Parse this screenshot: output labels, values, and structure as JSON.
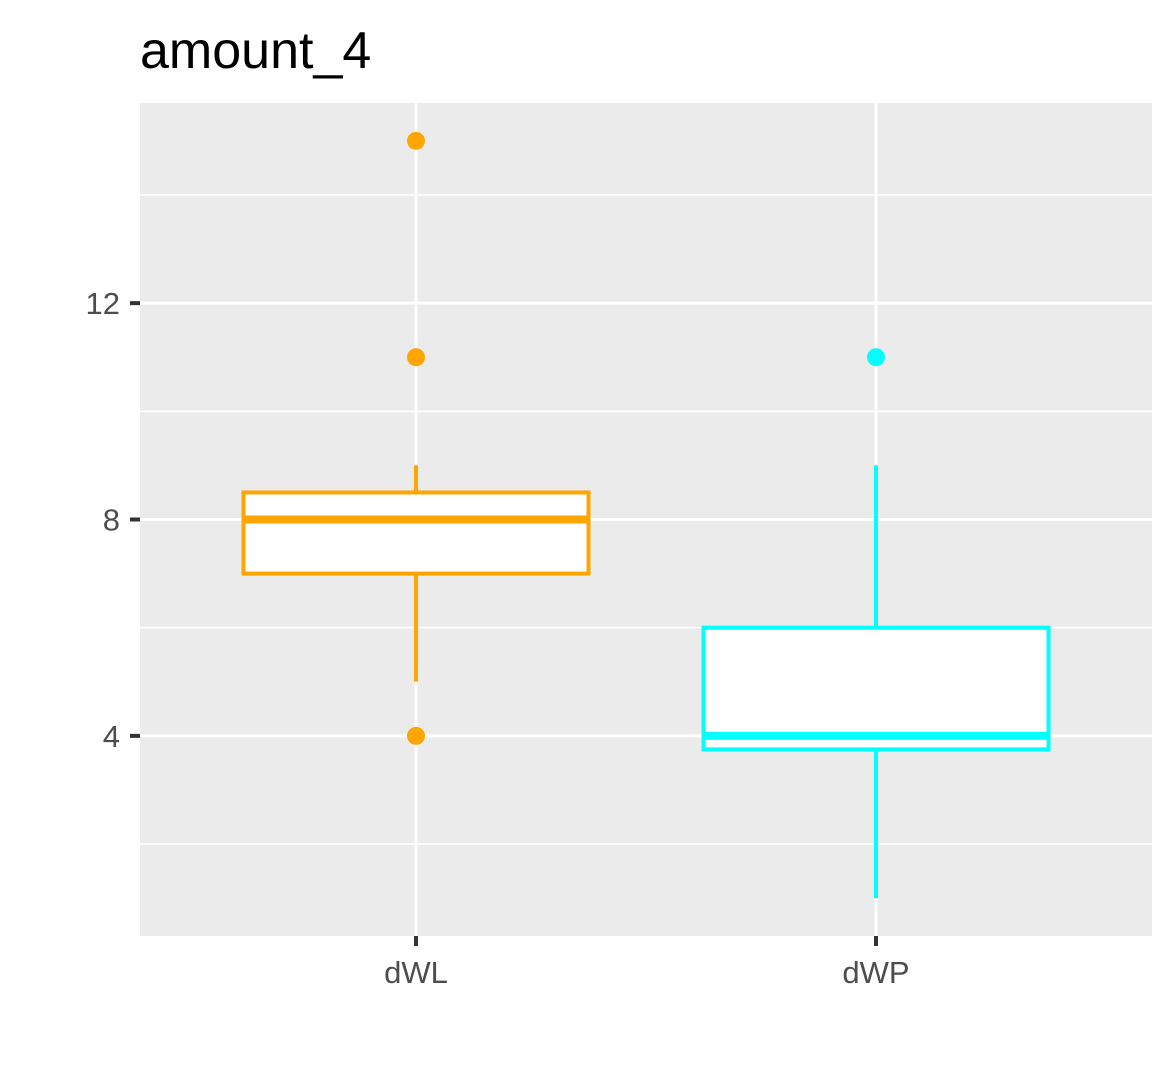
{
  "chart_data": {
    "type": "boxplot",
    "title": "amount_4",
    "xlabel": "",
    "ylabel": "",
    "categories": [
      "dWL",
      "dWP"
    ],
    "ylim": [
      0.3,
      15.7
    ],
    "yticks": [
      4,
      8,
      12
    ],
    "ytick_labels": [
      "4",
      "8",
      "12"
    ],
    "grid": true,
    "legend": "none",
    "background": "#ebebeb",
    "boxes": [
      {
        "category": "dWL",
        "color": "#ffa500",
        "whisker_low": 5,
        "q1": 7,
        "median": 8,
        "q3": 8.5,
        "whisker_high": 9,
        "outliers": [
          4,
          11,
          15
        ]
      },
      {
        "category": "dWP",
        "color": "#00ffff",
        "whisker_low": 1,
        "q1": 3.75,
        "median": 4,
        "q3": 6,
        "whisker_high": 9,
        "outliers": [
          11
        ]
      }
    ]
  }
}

____________

Stated problem - Output the full set of records above without changing a word, and drop the images.

Full response -
Parse this screenshot: output labels, values, and structure as JSON.
{
  "chart_data": {
    "type": "boxplot",
    "title": "amount_4",
    "xlabel": "",
    "ylabel": "",
    "categories": [
      "dWL",
      "dWP"
    ],
    "ylim": [
      0.3,
      15.7
    ],
    "yticks": [
      4,
      8,
      12
    ],
    "ytick_labels": [
      "4",
      "8",
      "12"
    ],
    "grid": true,
    "legend": "none",
    "background": "#ebebeb",
    "boxes": [
      {
        "category": "dWL",
        "color": "#ffa500",
        "whisker_low": 5,
        "q1": 7,
        "median": 8,
        "q3": 8.5,
        "whisker_high": 9,
        "outliers": [
          4,
          11,
          15
        ]
      },
      {
        "category": "dWP",
        "color": "#00ffff",
        "whisker_low": 1,
        "q1": 3.75,
        "median": 4,
        "q3": 6,
        "whisker_high": 9,
        "outliers": [
          11
        ]
      }
    ]
  }
}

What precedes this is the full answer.